#### Textabschnitt
Massenhafte Entwicklung von Goldalgen in der Oder

Neueste Untersuchungen des Leibniz-Instituts für Gewässerökologie und Binnenschifferei in Berlin (IGB) erhärten den Verdacht, dass die massenhafte Entwicklung einer giftigen Alge in der Oder eine entscheidende Rolle gespielt hat. Und diese Algenart kommt auf den betroffenen Oder-Abschnitten unter normalen Bedingungen nicht in Massen vor.

Nur wenige Tausendstel Millimeter groß: die Goldalge (Prymnesium parvum)

Nur wenige Tausendstel Millimeter groß: die Goldalge (Prymnesium parvum)

Goldalgen produzieren diverse Giftstoffe

Es geht um die Goldalge, Fachbezeichnung: "Prymnesium parvum". Sie sind nur acht Tausendstel Millimeter groß, erklärt IGB-Forscher Jan Köhler im WDR - aber sie produzieren Giftstoffe, die Fische, Muscheln oder Schnecken schädigen können.

"Die Algen gibt's eigentlich immer, überall", sagt Jan Köhler. Sie werden durch Wind oder Wasservögel verteilt. Die Frage sei aber, warum sie sich in der Oder in solchen Massen entwickelt haben - das sei noch nicht ganz klar.
########
#### Dateneinträge
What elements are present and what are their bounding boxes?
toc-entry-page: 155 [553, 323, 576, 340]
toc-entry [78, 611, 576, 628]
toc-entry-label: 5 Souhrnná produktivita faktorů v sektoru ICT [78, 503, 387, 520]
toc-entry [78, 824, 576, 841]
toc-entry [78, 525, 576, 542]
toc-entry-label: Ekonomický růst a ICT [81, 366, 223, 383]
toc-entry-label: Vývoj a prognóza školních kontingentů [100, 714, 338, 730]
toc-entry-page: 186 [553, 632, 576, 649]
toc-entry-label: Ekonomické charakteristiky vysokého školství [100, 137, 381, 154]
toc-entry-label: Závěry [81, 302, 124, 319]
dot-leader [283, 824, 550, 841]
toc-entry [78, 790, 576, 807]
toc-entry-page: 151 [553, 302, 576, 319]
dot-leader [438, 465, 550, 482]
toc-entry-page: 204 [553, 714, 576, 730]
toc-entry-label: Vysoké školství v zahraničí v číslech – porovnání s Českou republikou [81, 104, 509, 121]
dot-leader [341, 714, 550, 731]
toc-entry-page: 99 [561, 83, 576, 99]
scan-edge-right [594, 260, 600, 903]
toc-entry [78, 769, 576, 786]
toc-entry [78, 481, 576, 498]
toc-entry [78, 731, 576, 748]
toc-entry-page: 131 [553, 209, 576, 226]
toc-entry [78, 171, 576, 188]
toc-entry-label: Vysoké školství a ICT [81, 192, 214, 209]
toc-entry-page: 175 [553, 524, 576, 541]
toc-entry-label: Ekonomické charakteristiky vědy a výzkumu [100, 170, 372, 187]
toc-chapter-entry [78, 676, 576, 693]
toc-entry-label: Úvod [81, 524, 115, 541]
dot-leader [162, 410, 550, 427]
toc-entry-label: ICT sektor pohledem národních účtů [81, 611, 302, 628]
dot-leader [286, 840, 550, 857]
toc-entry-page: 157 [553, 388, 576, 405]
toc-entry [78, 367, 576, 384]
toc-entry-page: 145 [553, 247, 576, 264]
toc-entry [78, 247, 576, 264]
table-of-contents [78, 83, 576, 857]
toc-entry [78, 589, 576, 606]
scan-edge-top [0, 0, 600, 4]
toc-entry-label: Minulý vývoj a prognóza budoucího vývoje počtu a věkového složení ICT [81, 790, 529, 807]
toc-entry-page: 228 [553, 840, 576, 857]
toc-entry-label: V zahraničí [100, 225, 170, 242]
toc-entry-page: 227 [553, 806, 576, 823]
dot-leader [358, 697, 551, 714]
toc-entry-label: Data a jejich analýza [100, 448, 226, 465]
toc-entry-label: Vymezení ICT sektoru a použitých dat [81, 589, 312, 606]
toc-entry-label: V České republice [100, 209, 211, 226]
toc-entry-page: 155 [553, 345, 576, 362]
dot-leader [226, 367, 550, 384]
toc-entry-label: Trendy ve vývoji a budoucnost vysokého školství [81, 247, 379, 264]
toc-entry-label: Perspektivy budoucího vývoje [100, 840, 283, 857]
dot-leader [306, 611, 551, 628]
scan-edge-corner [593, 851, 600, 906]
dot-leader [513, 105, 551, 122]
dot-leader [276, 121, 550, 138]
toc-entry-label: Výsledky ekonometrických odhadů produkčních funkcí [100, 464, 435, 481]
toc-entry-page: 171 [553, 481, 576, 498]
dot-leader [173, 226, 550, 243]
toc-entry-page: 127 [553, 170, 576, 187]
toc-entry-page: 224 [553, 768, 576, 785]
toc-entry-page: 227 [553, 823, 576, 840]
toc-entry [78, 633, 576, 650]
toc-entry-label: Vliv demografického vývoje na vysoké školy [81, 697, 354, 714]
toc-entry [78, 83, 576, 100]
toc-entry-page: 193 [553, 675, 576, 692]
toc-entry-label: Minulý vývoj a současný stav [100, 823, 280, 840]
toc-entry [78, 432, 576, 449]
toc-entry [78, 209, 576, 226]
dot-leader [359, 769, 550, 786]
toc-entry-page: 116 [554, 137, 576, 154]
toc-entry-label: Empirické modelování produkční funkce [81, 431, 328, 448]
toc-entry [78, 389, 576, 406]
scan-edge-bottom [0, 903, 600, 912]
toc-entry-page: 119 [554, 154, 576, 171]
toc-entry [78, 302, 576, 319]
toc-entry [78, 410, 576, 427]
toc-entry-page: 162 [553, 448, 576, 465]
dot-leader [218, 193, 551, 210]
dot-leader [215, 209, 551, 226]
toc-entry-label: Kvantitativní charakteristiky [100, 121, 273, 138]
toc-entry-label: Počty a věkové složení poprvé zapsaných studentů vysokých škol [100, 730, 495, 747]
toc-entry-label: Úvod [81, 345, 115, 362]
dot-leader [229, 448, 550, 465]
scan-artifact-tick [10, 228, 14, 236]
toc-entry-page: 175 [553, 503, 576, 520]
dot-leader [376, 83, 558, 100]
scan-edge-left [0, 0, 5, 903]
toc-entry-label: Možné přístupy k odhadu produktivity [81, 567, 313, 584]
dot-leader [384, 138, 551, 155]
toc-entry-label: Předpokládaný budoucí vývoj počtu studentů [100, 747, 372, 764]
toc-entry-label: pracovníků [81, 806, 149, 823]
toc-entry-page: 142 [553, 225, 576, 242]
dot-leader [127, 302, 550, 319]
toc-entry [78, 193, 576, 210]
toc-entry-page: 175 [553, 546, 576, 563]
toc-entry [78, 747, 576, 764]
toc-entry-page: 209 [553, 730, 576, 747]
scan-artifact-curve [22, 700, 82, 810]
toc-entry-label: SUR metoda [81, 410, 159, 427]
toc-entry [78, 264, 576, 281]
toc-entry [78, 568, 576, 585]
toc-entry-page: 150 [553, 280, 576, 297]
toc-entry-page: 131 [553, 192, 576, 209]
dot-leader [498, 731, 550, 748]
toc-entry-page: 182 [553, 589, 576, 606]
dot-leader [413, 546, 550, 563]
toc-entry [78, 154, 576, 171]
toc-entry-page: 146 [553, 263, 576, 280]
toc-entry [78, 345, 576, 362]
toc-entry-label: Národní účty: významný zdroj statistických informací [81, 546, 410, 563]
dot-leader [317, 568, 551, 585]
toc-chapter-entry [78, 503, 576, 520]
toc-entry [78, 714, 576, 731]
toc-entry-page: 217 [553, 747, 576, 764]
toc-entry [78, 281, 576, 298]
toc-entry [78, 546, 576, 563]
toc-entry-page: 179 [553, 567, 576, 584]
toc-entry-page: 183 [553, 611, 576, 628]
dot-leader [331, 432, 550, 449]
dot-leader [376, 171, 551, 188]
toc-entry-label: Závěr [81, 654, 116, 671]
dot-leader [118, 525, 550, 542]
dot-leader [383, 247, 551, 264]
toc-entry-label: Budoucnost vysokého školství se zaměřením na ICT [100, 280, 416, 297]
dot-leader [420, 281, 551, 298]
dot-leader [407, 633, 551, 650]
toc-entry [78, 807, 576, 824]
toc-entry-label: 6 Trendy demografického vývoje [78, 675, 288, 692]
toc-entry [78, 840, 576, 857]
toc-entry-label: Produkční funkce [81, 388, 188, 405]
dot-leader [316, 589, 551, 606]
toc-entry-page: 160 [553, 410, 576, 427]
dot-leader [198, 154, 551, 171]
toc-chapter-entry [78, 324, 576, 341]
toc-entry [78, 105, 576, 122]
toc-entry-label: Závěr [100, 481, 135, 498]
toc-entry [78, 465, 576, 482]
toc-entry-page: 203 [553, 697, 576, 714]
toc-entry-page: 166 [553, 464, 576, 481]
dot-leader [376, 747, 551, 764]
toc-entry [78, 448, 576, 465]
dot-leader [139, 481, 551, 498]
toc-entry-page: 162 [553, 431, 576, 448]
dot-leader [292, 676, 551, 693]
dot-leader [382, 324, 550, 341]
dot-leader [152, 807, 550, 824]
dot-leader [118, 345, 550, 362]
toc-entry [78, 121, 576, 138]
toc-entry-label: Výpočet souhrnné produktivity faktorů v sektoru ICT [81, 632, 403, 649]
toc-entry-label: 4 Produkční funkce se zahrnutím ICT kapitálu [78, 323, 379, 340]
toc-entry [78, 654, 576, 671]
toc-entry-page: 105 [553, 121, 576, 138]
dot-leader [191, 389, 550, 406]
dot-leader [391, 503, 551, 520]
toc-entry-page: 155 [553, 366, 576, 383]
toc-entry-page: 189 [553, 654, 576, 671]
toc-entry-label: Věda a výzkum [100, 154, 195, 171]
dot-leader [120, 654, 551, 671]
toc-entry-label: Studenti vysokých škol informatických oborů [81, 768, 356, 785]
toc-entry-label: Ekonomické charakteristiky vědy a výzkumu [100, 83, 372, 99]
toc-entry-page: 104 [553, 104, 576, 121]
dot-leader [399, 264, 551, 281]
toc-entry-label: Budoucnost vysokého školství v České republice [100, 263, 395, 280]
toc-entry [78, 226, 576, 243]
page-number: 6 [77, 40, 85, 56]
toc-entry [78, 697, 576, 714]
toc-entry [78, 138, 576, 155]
########
→ Deine Aufgabe: Führe den Text über die Goldalgen in der Oder im Anschluss an seinen letzten Satz weiter.

→ Antwort folgt:
Hohe Salzkonzentration nötig

Bekannt ist, dass für die Vermehrung der Alge eine hohe Salzkonzentration im Wasser nötig ist. Die kann nur entstehen, wenn zum Beispiel ein Industriebetrieb entsprechendes Abwasser in den Fluss abgibt. In den vergangenen Wochen sei offensichtlich in Polen massenhaft Salz in die Oder eingeleitet worden, sagt IGB-Forscher Köhler.

Außerdem brauche die Alge auch viel Licht, das sie jetzt durch den niedrigen Wasserstand bekommen habe. Auch die langsame Fließgeschwindigkeit der Oder begünstige eine Vermehrung. Der Klimawandel werde das Algenwachstum weiter fördern, betont der Forscher. Denn das größte Wachstum gebe es bei 25 bis 30 Grad Wassertemperatur.

Massenhaftes Fischsterben auch in NRW möglich?

In der Oder war nach jetzigem Wissensstand die Einleitung von Salz der Hauptauslöser für das Algenwachstum. Das ist bisher in dieser Form in NRW nicht vorgekommen.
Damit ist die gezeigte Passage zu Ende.